This part of a larger project. Right now it's supposed to ask user for a string, calculate how many words are in it, print out the # of words, ask user if they want to do it again, then if they want to, ask for another string, and so on. But this only works fine the first time. After that, it takes the answer to the yes/no question as the test string. For example: I like coding. 3. Again? Yes/no. Yes. 1. Again? Yes/no... Can someone tell me how to fix this glitch?

#include <iostream>
#include <string>
using namespace std;

string original[10] = { "hello", "sir", "madam", "officer", "stranger", "where", "is", "the", "my", "your" };
string translated[10] = { "ahoy", "matey", "proud beauty", "foul blaggart", "scurvy dog", "whar", "be", "th'", "me", "yer" };
string input;
string ans;

bool playAgain()
{
cout << "Another? yes/no: ";
cin >> ans;
if (ans.compare("yes") == 0) { return true; }
if (ans.compare("no") == 0) { return false; }
}

int getNumOfWords(string input)
{
    int numOfSpaces = 0;
    string current;
    for (int i = 0; i < input.length(); i++)
    {
        current = input.at(i);
        if (current.compare(" ") == 0)
        {
            numOfSpaces++;
        }
    }
    return numOfSpaces + 1;
}

void play(string input)
{
    int numOfWords = getNumOfWords(input);
    cout << numOfWords << endl;
}

void start()
{
    getline(cin, input);
    play(input);
}

int main()
{
    bool playing;
    do
    {
        start();
        playing = playAgain();
    } while (playing);
    return 0;
}

When cin.getline() reads from the input, there is a newline character left in the input stream, so it doesn't read your c-string. Use cin.ignore() beore calling getline()

void start()
{   cin.ignore();
    getline(cin, input);
    play(input);
}

It's because of the difference between getline and cout . The former reads in the entire line up to and including the terminating \\n , while cout will read only up to the \\n or whitespace. The cin in your code reads in yes or no to ans (try printing it out immediately afterwards), but it doesn't account for the \\n . Thus, when you call getline it finds the \\n waiting in stdin, and so reads that into input instead of blocking until cin wasn't empty.

Collected data entries:
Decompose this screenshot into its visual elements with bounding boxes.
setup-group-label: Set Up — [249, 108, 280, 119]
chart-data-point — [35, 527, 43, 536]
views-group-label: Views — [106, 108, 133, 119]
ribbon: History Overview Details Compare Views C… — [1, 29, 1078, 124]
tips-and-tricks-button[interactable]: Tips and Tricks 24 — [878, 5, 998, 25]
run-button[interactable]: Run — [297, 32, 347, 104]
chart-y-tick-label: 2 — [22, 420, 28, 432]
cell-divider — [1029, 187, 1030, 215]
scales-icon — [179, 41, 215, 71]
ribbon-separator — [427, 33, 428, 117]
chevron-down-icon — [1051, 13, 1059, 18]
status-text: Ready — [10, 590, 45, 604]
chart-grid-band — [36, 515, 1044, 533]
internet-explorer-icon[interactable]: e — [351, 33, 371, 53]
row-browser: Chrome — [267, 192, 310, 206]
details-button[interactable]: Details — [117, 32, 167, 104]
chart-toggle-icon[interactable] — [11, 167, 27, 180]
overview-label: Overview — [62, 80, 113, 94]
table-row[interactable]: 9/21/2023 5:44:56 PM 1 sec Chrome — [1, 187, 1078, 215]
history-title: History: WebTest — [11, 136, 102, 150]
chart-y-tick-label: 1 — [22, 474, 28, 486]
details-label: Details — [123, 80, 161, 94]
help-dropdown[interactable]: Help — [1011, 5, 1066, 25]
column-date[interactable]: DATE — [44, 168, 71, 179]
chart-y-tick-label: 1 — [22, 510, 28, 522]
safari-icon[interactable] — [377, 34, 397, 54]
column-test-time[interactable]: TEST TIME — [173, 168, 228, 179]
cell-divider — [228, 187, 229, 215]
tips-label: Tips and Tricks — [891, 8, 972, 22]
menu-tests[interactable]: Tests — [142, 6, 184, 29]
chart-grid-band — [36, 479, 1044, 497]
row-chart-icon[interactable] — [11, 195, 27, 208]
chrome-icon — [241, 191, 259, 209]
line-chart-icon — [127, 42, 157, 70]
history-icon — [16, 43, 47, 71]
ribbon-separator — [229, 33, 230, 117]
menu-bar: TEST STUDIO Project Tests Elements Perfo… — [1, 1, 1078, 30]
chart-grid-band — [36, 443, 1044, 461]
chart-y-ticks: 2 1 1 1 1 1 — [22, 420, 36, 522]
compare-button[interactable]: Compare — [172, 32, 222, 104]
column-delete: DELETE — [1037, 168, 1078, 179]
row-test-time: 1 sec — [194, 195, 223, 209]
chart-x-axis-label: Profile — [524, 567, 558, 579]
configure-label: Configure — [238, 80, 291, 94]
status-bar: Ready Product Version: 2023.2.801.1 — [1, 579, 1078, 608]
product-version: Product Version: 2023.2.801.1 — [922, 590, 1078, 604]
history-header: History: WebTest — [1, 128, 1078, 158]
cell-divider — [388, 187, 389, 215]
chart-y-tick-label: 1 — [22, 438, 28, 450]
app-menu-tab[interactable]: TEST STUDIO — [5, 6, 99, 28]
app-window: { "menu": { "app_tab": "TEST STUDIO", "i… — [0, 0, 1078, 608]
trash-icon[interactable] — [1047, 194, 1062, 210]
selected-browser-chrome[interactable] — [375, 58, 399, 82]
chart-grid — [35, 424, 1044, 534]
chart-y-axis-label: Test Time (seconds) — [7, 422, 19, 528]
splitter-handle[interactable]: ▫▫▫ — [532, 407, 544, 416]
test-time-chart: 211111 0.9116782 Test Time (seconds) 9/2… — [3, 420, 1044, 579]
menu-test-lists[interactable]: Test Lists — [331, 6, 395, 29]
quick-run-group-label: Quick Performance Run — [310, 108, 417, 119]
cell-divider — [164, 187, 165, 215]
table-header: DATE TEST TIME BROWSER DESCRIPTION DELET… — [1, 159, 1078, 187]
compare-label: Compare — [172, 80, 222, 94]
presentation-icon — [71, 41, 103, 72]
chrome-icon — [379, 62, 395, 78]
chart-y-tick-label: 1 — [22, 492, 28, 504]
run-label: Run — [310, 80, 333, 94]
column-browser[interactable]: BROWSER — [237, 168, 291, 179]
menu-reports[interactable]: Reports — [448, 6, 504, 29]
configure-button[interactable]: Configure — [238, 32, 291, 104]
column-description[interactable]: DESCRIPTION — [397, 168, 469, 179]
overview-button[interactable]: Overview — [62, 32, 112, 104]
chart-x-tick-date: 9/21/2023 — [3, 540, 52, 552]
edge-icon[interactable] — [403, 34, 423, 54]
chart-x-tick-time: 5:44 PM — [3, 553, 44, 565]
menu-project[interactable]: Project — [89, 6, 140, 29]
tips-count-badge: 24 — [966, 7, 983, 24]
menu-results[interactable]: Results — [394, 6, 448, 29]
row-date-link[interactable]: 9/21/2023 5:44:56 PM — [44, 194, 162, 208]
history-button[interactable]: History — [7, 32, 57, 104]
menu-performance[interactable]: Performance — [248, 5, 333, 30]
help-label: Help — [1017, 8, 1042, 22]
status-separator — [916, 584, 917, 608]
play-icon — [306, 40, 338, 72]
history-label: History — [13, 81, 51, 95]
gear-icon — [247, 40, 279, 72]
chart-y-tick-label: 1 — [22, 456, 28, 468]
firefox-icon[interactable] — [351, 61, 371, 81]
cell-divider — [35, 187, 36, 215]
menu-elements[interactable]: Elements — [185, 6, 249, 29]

### Task to carry out
Update the part of the text about the word-count program from "When cin.getline() reads" to "cin wasn't empty.", replacing "input stream" with "input buffer". None of these rows is needed.

### Response to this task
When cin.getline() reads from the input, there is a newline character left in the input buffer, so it doesn't read your c-string. Use cin.ignore() beore calling getline()

void start()
{   cin.ignore();
    getline(cin, input);
    play(input);
}

It's because of the difference between getline and cout . The former reads in the entire line up to and including the terminating \\n , while cout will read only up to the \\n or whitespace. The cin in your code reads in yes or no to ans (try printing it out immediately afterwards), but it doesn't account for the \\n . Thus, when you call getline it finds the \\n waiting in stdin, and so reads that into input instead of blocking until cin wasn't empty.